'''

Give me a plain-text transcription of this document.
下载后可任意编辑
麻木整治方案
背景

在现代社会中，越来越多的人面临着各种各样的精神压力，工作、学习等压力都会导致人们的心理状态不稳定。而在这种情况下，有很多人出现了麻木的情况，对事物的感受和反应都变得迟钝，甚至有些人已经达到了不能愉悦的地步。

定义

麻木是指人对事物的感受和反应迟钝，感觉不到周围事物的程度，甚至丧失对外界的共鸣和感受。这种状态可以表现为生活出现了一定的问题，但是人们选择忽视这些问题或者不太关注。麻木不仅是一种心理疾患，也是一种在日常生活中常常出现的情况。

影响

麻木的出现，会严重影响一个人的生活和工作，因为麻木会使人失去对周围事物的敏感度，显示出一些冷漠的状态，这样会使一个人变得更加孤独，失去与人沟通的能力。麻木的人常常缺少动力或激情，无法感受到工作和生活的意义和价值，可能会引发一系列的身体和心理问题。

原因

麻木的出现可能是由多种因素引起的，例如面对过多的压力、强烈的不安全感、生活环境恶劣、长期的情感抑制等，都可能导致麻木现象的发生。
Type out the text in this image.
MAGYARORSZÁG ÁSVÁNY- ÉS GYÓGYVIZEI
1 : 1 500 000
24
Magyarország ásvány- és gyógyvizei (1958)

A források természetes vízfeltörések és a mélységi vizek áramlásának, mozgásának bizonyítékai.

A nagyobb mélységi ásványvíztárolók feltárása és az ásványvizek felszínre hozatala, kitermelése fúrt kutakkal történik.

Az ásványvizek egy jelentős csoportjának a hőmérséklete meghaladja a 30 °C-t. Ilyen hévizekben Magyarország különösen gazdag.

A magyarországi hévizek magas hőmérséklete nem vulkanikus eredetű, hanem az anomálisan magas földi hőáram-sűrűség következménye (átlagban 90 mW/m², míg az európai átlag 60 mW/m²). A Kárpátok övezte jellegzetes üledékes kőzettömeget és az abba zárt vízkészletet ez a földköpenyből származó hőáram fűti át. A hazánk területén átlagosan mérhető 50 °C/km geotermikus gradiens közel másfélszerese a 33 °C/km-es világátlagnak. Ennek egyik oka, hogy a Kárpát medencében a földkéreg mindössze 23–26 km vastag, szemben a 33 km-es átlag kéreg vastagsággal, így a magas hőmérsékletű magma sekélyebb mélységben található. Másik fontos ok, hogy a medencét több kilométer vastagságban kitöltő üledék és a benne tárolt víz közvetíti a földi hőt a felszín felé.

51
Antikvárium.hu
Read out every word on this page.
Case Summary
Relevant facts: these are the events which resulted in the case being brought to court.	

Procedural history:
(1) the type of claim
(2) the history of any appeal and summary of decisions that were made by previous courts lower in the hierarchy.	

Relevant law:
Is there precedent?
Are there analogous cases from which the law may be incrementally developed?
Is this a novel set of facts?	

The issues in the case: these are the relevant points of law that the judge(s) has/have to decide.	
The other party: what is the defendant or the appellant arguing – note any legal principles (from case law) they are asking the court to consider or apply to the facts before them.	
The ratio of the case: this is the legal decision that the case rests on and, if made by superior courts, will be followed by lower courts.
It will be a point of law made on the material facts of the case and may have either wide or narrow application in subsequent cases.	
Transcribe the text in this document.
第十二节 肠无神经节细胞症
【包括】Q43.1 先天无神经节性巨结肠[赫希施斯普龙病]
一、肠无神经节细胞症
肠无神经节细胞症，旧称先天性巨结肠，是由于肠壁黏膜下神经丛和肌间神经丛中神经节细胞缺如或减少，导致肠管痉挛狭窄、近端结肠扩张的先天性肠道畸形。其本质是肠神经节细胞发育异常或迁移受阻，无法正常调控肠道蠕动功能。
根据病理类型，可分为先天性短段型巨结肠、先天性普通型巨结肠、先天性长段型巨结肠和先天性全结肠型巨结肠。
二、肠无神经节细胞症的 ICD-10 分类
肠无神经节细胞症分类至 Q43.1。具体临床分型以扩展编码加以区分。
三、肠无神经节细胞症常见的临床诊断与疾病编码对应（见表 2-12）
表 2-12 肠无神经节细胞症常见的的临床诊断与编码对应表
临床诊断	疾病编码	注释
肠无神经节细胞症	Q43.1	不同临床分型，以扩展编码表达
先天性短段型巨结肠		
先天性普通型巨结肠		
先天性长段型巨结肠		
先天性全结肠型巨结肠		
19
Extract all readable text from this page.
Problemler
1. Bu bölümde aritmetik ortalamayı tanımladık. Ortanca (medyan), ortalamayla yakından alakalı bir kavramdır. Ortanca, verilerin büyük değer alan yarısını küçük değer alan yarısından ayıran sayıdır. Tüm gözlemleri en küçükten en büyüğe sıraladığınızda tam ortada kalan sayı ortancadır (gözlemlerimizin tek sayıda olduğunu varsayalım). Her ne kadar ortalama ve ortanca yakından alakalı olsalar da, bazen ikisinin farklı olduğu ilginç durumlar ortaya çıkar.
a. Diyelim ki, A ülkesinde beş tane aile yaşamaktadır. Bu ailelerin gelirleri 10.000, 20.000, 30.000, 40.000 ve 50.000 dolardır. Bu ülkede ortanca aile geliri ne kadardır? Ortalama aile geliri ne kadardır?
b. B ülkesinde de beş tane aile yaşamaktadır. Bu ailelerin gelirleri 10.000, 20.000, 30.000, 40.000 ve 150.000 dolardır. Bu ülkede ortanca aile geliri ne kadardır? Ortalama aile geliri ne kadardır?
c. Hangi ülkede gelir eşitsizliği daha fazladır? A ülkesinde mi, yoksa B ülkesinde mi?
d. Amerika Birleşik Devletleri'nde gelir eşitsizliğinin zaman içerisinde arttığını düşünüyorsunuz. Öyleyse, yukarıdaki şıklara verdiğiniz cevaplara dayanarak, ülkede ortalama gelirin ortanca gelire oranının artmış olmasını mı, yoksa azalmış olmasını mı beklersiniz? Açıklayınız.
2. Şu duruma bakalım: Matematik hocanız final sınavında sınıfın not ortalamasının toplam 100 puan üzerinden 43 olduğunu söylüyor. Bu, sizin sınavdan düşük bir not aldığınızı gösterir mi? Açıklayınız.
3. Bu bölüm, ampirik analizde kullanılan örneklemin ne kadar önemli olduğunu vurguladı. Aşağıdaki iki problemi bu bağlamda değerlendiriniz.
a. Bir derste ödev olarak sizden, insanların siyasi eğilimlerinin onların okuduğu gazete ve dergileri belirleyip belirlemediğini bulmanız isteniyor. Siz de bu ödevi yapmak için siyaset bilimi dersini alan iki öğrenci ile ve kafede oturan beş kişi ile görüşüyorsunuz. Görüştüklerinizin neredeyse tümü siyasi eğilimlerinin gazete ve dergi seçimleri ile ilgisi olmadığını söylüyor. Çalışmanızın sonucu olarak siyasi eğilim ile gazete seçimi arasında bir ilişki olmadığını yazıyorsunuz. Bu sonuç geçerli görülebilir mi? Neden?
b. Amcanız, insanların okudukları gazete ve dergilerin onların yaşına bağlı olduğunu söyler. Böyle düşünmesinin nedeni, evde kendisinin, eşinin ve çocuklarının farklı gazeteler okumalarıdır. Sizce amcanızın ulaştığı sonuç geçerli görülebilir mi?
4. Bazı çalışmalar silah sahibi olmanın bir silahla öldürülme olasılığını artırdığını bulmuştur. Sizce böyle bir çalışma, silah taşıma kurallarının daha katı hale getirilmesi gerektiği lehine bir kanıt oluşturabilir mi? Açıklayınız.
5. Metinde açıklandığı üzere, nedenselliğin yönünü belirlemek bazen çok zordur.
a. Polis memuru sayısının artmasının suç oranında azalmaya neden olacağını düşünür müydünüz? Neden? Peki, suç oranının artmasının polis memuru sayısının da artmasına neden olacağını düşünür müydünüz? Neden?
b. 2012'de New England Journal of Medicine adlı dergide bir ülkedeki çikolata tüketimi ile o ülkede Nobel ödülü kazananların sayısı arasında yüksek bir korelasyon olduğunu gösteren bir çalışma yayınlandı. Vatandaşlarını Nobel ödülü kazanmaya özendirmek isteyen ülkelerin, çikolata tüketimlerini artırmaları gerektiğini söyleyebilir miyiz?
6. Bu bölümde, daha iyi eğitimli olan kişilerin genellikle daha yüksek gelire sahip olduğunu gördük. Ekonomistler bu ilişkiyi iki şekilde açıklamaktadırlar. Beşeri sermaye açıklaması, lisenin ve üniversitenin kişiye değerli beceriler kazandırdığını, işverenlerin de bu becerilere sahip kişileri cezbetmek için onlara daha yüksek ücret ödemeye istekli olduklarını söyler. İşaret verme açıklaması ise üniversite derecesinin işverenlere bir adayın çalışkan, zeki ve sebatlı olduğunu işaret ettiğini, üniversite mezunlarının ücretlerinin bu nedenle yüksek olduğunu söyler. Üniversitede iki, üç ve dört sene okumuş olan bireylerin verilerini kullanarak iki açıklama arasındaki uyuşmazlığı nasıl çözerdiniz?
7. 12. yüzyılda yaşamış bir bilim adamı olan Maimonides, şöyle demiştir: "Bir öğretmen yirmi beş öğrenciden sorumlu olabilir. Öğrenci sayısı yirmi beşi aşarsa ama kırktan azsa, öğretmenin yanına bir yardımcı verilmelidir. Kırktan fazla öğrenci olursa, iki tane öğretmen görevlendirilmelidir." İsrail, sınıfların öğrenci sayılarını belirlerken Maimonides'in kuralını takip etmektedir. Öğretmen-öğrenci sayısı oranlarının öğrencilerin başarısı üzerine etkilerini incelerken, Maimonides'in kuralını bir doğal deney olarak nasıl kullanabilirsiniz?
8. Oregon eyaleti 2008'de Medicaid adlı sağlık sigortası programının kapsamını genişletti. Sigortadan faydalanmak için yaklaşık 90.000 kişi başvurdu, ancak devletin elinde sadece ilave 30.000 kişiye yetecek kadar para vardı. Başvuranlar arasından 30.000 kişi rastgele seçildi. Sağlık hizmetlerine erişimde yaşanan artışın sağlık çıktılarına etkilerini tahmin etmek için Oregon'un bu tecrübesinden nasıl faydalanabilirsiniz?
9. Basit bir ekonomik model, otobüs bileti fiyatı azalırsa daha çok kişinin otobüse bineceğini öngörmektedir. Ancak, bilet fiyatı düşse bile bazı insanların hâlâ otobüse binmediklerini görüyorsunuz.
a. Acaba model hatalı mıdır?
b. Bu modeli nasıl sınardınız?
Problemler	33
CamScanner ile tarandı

'''

Work to do: Copy all lines of the listing above that contain the string "Açıklayınız".

Answer to this exercise:
d. Amerika Birleşik Devletleri'nde gelir eşitsizliğinin zaman içerisinde arttığını düşünüyorsunuz. Öyleyse, yukarıdaki şıklara verdiğiniz cevaplara dayanarak, ülkede ortalama gelirin ortanca gelire oranının artmış olmasını mı, yoksa azalmış olmasını mı beklersiniz? Açıklayınız.
2. Şu duruma bakalım: Matematik hocanız final sınavında sınıfın not ortalamasının toplam 100 puan üzerinden 43 olduğunu söylüyor. Bu, sizin sınavdan düşük bir not aldığınızı gösterir mi? Açıklayınız.
4. Bazı çalışmalar silah sahibi olmanın bir silahla öldürülme olasılığını artırdığını bulmuştur. Sizce böyle bir çalışma, silah taşıma kurallarının daha katı hale getirilmesi gerektiği lehine bir kanıt oluşturabilir mi? Açıklayınız.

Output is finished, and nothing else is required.